─── WORKING DATA ───

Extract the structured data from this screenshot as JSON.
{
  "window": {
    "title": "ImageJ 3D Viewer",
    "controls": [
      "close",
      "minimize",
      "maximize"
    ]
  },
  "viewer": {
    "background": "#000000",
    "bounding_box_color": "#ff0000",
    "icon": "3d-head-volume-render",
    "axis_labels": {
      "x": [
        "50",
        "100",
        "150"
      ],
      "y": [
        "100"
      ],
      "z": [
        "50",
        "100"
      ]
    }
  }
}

───

*PROBLEM TO SOLVE*:
Return the material exactly as it stands.

*THE REPLY*:
Extract the structured data from this screenshot as JSON.
{
  "window": {
    "title": "ImageJ 3D Viewer",
    "controls": [
      "close",
      "minimize",
      "maximize"
    ]
  },
  "viewer": {
    "background": "#000000",
    "bounding_box_color": "#ff0000",
    "icon": "3d-head-volume-render",
    "axis_labels": {
      "x": [
        "50",
        "100",
        "150"
      ],
      "y": [
        "100"
      ],
      "z": [
        "50",
        "100"
      ]
    }
  }
}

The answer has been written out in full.